● **DIRECTIONS FOR THIS TASK**:
Leave out the pictures and return every entry exactly as it appears.

== SUPPLIED RECORDS ==

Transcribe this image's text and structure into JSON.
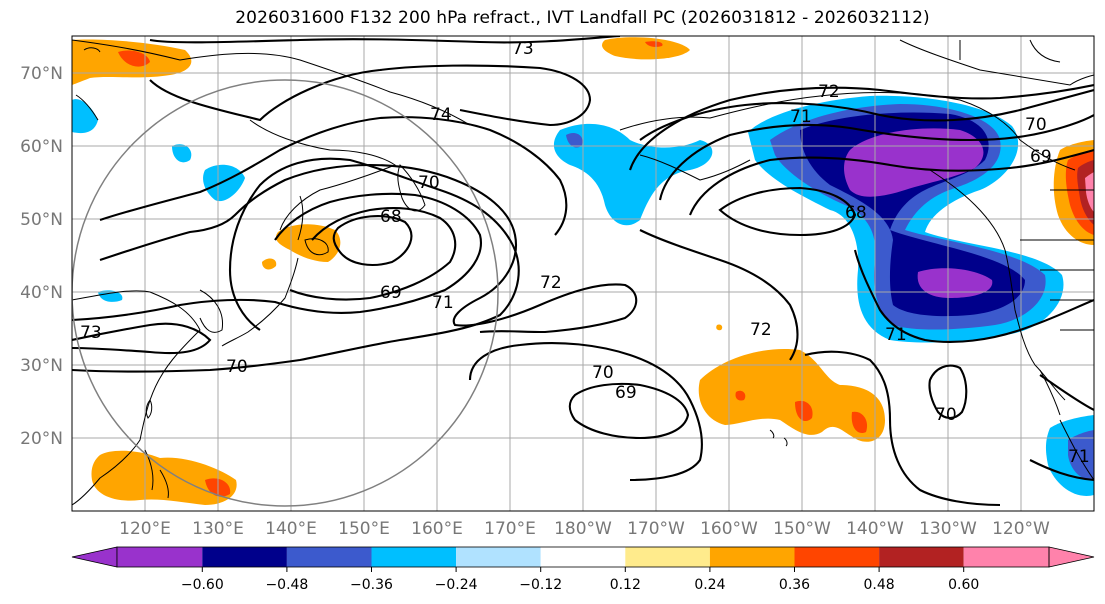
{
  "title": "2026031600 F132 200 hPa refract., IVT Landfall PC (2026031812 - 2026032112)",
  "colors": {
    "grid": "#a8a8a8",
    "coast": "#000000",
    "contour": "#000000",
    "circle": "#808080",
    "axis_label": "#777777"
  },
  "lat_labels": [
    "70°N",
    "60°N",
    "50°N",
    "40°N",
    "30°N",
    "20°N"
  ],
  "lon_labels": [
    "120°E",
    "130°E",
    "140°E",
    "150°E",
    "160°E",
    "170°E",
    "180°W",
    "170°W",
    "160°W",
    "150°W",
    "140°W",
    "130°W",
    "120°W"
  ],
  "colorbar": {
    "colors": [
      "#9932cc",
      "#00008b",
      "#3c5acd",
      "#00bfff",
      "#b0e2ff",
      "#ffffff",
      "#ffeb8c",
      "#ffa500",
      "#ff4500",
      "#b22222",
      "#ff82ab"
    ],
    "ticks": [
      "−0.60",
      "−0.48",
      "−0.36",
      "−0.24",
      "−0.12",
      "0.12",
      "0.24",
      "0.36",
      "0.48",
      "0.60"
    ]
  },
  "contour_labels": {
    "c73a": "73",
    "c74": "74",
    "c70a": "70",
    "c68a": "68",
    "c69a": "69",
    "c71a": "71",
    "c72a": "72",
    "c73b": "73",
    "c70b": "70",
    "c72b": "72",
    "c71b": "71",
    "c70c": "70",
    "c69b": "69",
    "c68b": "68",
    "c72c": "72",
    "c70d": "70",
    "c69c": "69",
    "c71c": "71",
    "c70e": "70",
    "c71d": "71"
  }
}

===

● **TASK OUTPUT**:
Transcribe this image's text and structure into JSON.
{
  "title": "2026031600 F132 200 hPa refract., IVT Landfall PC (2026031812 - 2026032112)",
  "colors": {
    "grid": "#a8a8a8",
    "coast": "#000000",
    "contour": "#000000",
    "circle": "#808080",
    "axis_label": "#777777"
  },
  "lat_labels": [
    "70°N",
    "60°N",
    "50°N",
    "40°N",
    "30°N",
    "20°N"
  ],
  "lon_labels": [
    "120°E",
    "130°E",
    "140°E",
    "150°E",
    "160°E",
    "170°E",
    "180°W",
    "170°W",
    "160°W",
    "150°W",
    "140°W",
    "130°W",
    "120°W"
  ],
  "colorbar": {
    "colors": [
      "#9932cc",
      "#00008b",
      "#3c5acd",
      "#00bfff",
      "#b0e2ff",
      "#ffffff",
      "#ffeb8c",
      "#ffa500",
      "#ff4500",
      "#b22222",
      "#ff82ab"
    ],
    "ticks": [
      "−0.60",
      "−0.48",
      "−0.36",
      "−0.24",
      "−0.12",
      "0.12",
      "0.24",
      "0.36",
      "0.48",
      "0.60"
    ]
  },
  "contour_labels": {
    "c73a": "73",
    "c74": "74",
    "c70a": "70",
    "c68a": "68",
    "c69a": "69",
    "c71a": "71",
    "c72a": "72",
    "c73b": "73",
    "c70b": "70",
    "c72b": "72",
    "c71b": "71",
    "c70c": "70",
    "c69b": "69",
    "c68b": "68",
    "c72c": "72",
    "c70d": "70",
    "c69c": "69",
    "c71c": "71",
    "c70e": "70",
    "c71d": "71"
  }
}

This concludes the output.